== TASK STATEMENT ==
Repeat every record below exactly as written.

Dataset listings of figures
>>>
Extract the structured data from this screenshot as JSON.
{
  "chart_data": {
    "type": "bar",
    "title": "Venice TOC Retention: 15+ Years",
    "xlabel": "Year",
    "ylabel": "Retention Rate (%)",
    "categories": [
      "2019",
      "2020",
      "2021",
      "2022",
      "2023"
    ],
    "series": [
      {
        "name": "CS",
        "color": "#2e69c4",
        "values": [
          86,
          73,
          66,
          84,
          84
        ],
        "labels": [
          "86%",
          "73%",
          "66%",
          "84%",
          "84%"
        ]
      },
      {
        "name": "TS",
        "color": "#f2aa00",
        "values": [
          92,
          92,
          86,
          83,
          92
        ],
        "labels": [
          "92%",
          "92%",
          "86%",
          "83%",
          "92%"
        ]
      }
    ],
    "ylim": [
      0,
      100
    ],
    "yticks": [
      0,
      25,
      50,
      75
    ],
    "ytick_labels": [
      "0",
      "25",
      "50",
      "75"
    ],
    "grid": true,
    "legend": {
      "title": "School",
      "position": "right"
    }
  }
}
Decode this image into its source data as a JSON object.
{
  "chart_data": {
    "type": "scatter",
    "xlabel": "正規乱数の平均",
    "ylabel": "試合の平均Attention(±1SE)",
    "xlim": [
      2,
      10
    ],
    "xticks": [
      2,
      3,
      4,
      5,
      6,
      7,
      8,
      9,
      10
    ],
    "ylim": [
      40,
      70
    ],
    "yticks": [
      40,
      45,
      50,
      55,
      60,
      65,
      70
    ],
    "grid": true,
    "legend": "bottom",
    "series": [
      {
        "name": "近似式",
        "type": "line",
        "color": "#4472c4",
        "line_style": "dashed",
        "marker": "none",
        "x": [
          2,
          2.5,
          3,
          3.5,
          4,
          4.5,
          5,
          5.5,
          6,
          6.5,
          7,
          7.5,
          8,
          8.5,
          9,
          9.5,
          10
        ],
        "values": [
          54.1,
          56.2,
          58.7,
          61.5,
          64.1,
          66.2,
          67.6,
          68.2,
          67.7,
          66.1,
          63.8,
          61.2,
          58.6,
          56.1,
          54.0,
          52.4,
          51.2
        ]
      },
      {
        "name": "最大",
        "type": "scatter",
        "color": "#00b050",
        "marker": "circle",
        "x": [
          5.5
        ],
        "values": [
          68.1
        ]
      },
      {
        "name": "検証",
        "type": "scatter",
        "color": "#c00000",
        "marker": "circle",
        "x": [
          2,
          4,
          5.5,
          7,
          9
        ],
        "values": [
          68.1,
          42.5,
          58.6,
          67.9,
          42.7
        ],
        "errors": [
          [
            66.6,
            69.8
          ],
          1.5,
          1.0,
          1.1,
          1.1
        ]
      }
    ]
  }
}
<<<
== REPLY TO THE EXERCISE ==
Extract the structured data from this screenshot as JSON.
{
  "chart_data": {
    "type": "bar",
    "title": "Venice TOC Retention: 15+ Years",
    "xlabel": "Year",
    "ylabel": "Retention Rate (%)",
    "categories": [
      "2019",
      "2020",
      "2021",
      "2022",
      "2023"
    ],
    "series": [
      {
        "name": "CS",
        "color": "#2e69c4",
        "values": [
          86,
          73,
          66,
          84,
          84
        ],
        "labels": [
          "86%",
          "73%",
          "66%",
          "84%",
          "84%"
        ]
      },
      {
        "name": "TS",
        "color": "#f2aa00",
        "values": [
          92,
          92,
          86,
          83,
          92
        ],
        "labels": [
          "92%",
          "92%",
          "86%",
          "83%",
          "92%"
        ]
      }
    ],
    "ylim": [
      0,
      100
    ],
    "yticks": [
      0,
      25,
      50,
      75
    ],
    "ytick_labels": [
      "0",
      "25",
      "50",
      "75"
    ],
    "grid": true,
    "legend": {
      "title": "School",
      "position": "right"
    }
  }
}
Decode this image into its source data as a JSON object.
{
  "chart_data": {
    "type": "scatter",
    "xlabel": "正規乱数の平均",
    "ylabel": "試合の平均Attention(±1SE)",
    "xlim": [
      2,
      10
    ],
    "xticks": [
      2,
      3,
      4,
      5,
      6,
      7,
      8,
      9,
      10
    ],
    "ylim": [
      40,
      70
    ],
    "yticks": [
      40,
      45,
      50,
      55,
      60,
      65,
      70
    ],
    "grid": true,
    "legend": "bottom",
    "series": [
      {
        "name": "近似式",
        "type": "line",
        "color": "#4472c4",
        "line_style": "dashed",
        "marker": "none",
        "x": [
          2,
          2.5,
          3,
          3.5,
          4,
          4.5,
          5,
          5.5,
          6,
          6.5,
          7,
          7.5,
          8,
          8.5,
          9,
          9.5,
          10
        ],
        "values": [
          54.1,
          56.2,
          58.7,
          61.5,
          64.1,
          66.2,
          67.6,
          68.2,
          67.7,
          66.1,
          63.8,
          61.2,
          58.6,
          56.1,
          54.0,
          52.4,
          51.2
        ]
      },
      {
        "name": "最大",
        "type": "scatter",
        "color": "#00b050",
        "marker": "circle",
        "x": [
          5.5
        ],
        "values": [
          68.1
        ]
      },
      {
        "name": "検証",
        "type": "scatter",
        "color": "#c00000",
        "marker": "circle",
        "x": [
          2,
          4,
          5.5,
          7,
          9
        ],
        "values": [
          68.1,
          42.5,
          58.6,
          67.9,
          42.7
        ],
        "errors": [
          [
            66.6,
            69.8
          ],
          1.5,
          1.0,
          1.1,
          1.1
        ]
      }
    ]
  }
}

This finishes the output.